-- Start of EXTRACTED DATA --

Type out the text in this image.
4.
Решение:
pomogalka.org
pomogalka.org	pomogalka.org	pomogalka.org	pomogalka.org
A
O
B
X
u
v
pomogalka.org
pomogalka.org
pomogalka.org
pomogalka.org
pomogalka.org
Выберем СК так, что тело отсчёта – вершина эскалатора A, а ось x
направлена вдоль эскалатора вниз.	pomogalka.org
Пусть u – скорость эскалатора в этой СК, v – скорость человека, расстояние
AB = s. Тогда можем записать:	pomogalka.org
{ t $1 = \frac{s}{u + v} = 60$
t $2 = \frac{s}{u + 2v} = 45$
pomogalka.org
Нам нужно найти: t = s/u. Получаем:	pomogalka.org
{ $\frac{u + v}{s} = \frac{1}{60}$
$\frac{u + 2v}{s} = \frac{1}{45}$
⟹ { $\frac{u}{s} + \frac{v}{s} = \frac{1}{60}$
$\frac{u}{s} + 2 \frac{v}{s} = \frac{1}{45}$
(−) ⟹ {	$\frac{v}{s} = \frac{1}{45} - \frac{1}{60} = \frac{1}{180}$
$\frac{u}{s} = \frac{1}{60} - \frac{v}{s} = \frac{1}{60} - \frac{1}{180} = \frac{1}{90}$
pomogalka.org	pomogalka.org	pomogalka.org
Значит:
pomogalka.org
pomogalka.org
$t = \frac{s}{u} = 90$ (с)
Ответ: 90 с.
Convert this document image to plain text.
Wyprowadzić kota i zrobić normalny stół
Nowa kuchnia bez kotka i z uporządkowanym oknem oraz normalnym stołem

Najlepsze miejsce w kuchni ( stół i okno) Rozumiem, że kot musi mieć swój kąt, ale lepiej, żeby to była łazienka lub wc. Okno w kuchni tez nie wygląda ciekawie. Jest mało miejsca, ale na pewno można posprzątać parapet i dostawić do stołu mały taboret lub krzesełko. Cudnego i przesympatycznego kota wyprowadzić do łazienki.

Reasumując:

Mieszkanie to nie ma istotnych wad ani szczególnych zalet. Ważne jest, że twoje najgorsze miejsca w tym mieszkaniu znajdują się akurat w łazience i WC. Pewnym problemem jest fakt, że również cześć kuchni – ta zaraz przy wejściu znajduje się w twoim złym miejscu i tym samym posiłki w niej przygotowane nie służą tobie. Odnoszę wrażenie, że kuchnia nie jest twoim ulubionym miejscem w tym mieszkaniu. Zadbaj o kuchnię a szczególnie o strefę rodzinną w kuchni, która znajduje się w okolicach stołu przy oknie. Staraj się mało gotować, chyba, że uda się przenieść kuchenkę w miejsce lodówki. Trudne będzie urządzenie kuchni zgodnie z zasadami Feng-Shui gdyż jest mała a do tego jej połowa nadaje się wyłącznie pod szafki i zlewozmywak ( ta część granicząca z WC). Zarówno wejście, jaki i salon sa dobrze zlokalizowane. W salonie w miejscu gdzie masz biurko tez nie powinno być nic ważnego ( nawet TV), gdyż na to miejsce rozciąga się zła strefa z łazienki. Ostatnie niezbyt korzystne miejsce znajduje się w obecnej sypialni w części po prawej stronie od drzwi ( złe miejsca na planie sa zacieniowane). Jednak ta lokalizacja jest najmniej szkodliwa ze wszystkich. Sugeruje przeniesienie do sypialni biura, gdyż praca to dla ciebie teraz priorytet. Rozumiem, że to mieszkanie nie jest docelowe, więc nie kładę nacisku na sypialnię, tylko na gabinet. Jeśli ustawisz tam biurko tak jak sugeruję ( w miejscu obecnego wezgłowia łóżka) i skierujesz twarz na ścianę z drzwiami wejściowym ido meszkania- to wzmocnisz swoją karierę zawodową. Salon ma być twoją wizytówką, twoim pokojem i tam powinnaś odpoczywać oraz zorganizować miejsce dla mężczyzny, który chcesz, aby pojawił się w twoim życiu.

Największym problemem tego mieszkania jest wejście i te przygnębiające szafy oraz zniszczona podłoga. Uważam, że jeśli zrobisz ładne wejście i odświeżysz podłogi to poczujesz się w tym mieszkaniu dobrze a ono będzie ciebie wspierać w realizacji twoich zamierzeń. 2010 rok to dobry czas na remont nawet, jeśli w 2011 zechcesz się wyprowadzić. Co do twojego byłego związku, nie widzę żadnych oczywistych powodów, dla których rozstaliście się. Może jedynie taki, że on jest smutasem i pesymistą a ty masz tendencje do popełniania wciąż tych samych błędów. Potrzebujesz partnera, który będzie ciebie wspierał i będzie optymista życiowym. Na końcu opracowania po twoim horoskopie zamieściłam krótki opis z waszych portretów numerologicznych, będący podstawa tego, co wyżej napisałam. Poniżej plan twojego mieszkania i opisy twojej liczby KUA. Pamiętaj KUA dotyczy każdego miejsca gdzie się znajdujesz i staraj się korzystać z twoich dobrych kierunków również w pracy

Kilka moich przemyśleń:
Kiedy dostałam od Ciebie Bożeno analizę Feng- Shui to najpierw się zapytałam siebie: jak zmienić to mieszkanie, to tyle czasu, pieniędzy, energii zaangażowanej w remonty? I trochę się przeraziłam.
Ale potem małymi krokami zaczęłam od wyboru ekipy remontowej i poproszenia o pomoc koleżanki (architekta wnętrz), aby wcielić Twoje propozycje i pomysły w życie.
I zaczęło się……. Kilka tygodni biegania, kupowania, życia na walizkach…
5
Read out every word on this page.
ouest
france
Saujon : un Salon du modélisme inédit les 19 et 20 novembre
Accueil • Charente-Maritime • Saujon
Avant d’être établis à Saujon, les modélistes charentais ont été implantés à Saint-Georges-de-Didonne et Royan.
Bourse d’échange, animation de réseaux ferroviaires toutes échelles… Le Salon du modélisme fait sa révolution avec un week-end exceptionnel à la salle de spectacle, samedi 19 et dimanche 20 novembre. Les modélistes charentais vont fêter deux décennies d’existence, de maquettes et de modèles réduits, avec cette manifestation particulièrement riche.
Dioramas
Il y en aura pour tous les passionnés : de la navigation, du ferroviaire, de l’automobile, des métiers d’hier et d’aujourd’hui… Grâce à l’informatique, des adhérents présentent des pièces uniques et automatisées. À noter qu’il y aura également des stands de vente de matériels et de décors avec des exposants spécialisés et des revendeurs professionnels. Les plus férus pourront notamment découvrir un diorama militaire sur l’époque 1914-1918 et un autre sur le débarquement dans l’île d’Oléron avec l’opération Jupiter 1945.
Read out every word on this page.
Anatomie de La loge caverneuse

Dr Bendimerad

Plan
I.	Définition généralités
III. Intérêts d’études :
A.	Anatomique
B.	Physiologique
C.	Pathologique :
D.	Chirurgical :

-- End of EXTRACTED DATA --

Every line above should be printed again exactly as it stands.

Type out the text in this image.
4.
Решение:
pomogalka.org
pomogalka.org	pomogalka.org	pomogalka.org	pomogalka.org
A
O
B
X
u
v
pomogalka.org
pomogalka.org
pomogalka.org
pomogalka.org
pomogalka.org
Выберем СК так, что тело отсчёта – вершина эскалатора A, а ось x
направлена вдоль эскалатора вниз.	pomogalka.org
Пусть u – скорость эскалатора в этой СК, v – скорость человека, расстояние
AB = s. Тогда можем записать:	pomogalka.org
{ t $1 = \frac{s}{u + v} = 60$
t $2 = \frac{s}{u + 2v} = 45$
pomogalka.org
Нам нужно найти: t = s/u. Получаем:	pomogalka.org
{ $\frac{u + v}{s} = \frac{1}{60}$
$\frac{u + 2v}{s} = \frac{1}{45}$
⟹ { $\frac{u}{s} + \frac{v}{s} = \frac{1}{60}$
$\frac{u}{s} + 2 \frac{v}{s} = \frac{1}{45}$
(−) ⟹ {	$\frac{v}{s} = \frac{1}{45} - \frac{1}{60} = \frac{1}{180}$
$\frac{u}{s} = \frac{1}{60} - \frac{v}{s} = \frac{1}{60} - \frac{1}{180} = \frac{1}{90}$
pomogalka.org	pomogalka.org	pomogalka.org
Значит:
pomogalka.org
pomogalka.org
$t = \frac{s}{u} = 90$ (с)
Ответ: 90 с.
Convert this document image to plain text.
Wyprowadzić kota i zrobić normalny stół
Nowa kuchnia bez kotka i z uporządkowanym oknem oraz normalnym stołem

Najlepsze miejsce w kuchni ( stół i okno) Rozumiem, że kot musi mieć swój kąt, ale lepiej, żeby to była łazienka lub wc. Okno w kuchni tez nie wygląda ciekawie. Jest mało miejsca, ale na pewno można posprzątać parapet i dostawić do stołu mały taboret lub krzesełko. Cudnego i przesympatycznego kota wyprowadzić do łazienki.

Reasumując:

Mieszkanie to nie ma istotnych wad ani szczególnych zalet. Ważne jest, że twoje najgorsze miejsca w tym mieszkaniu znajdują się akurat w łazience i WC. Pewnym problemem jest fakt, że również cześć kuchni – ta zaraz przy wejściu znajduje się w twoim złym miejscu i tym samym posiłki w niej przygotowane nie służą tobie. Odnoszę wrażenie, że kuchnia nie jest twoim ulubionym miejscem w tym mieszkaniu. Zadbaj o kuchnię a szczególnie o strefę rodzinną w kuchni, która znajduje się w okolicach stołu przy oknie. Staraj się mało gotować, chyba, że uda się przenieść kuchenkę w miejsce lodówki. Trudne będzie urządzenie kuchni zgodnie z zasadami Feng-Shui gdyż jest mała a do tego jej połowa nadaje się wyłącznie pod szafki i zlewozmywak ( ta część granicząca z WC). Zarówno wejście, jaki i salon sa dobrze zlokalizowane. W salonie w miejscu gdzie masz biurko tez nie powinno być nic ważnego ( nawet TV), gdyż na to miejsce rozciąga się zła strefa z łazienki. Ostatnie niezbyt korzystne miejsce znajduje się w obecnej sypialni w części po prawej stronie od drzwi ( złe miejsca na planie sa zacieniowane). Jednak ta lokalizacja jest najmniej szkodliwa ze wszystkich. Sugeruje przeniesienie do sypialni biura, gdyż praca to dla ciebie teraz priorytet. Rozumiem, że to mieszkanie nie jest docelowe, więc nie kładę nacisku na sypialnię, tylko na gabinet. Jeśli ustawisz tam biurko tak jak sugeruję ( w miejscu obecnego wezgłowia łóżka) i skierujesz twarz na ścianę z drzwiami wejściowym ido meszkania- to wzmocnisz swoją karierę zawodową. Salon ma być twoją wizytówką, twoim pokojem i tam powinnaś odpoczywać oraz zorganizować miejsce dla mężczyzny, który chcesz, aby pojawił się w twoim życiu.

Największym problemem tego mieszkania jest wejście i te przygnębiające szafy oraz zniszczona podłoga. Uważam, że jeśli zrobisz ładne wejście i odświeżysz podłogi to poczujesz się w tym mieszkaniu dobrze a ono będzie ciebie wspierać w realizacji twoich zamierzeń. 2010 rok to dobry czas na remont nawet, jeśli w 2011 zechcesz się wyprowadzić. Co do twojego byłego związku, nie widzę żadnych oczywistych powodów, dla których rozstaliście się. Może jedynie taki, że on jest smutasem i pesymistą a ty masz tendencje do popełniania wciąż tych samych błędów. Potrzebujesz partnera, który będzie ciebie wspierał i będzie optymista życiowym. Na końcu opracowania po twoim horoskopie zamieściłam krótki opis z waszych portretów numerologicznych, będący podstawa tego, co wyżej napisałam. Poniżej plan twojego mieszkania i opisy twojej liczby KUA. Pamiętaj KUA dotyczy każdego miejsca gdzie się znajdujesz i staraj się korzystać z twoich dobrych kierunków również w pracy

Kilka moich przemyśleń:
Kiedy dostałam od Ciebie Bożeno analizę Feng- Shui to najpierw się zapytałam siebie: jak zmienić to mieszkanie, to tyle czasu, pieniędzy, energii zaangażowanej w remonty? I trochę się przeraziłam.
Ale potem małymi krokami zaczęłam od wyboru ekipy remontowej i poproszenia o pomoc koleżanki (architekta wnętrz), aby wcielić Twoje propozycje i pomysły w życie.
I zaczęło się……. Kilka tygodni biegania, kupowania, życia na walizkach…
5
Read out every word on this page.
ouest
france
Saujon : un Salon du modélisme inédit les 19 et 20 novembre
Accueil • Charente-Maritime • Saujon
Avant d’être établis à Saujon, les modélistes charentais ont été implantés à Saint-Georges-de-Didonne et Royan.
Bourse d’échange, animation de réseaux ferroviaires toutes échelles… Le Salon du modélisme fait sa révolution avec un week-end exceptionnel à la salle de spectacle, samedi 19 et dimanche 20 novembre. Les modélistes charentais vont fêter deux décennies d’existence, de maquettes et de modèles réduits, avec cette manifestation particulièrement riche.
Dioramas
Il y en aura pour tous les passionnés : de la navigation, du ferroviaire, de l’automobile, des métiers d’hier et d’aujourd’hui… Grâce à l’informatique, des adhérents présentent des pièces uniques et automatisées. À noter qu’il y aura également des stands de vente de matériels et de décors avec des exposants spécialisés et des revendeurs professionnels. Les plus férus pourront notamment découvrir un diorama militaire sur l’époque 1914-1918 et un autre sur le débarquement dans l’île d’Oléron avec l’opération Jupiter 1945.
Read out every word on this page.
Anatomie de La loge caverneuse

Dr Bendimerad

Plan
I.	Définition généralités
III. Intérêts d’études :
A.	Anatomique
B.	Physiologique
C.	Pathologique :
D.	Chirurgical :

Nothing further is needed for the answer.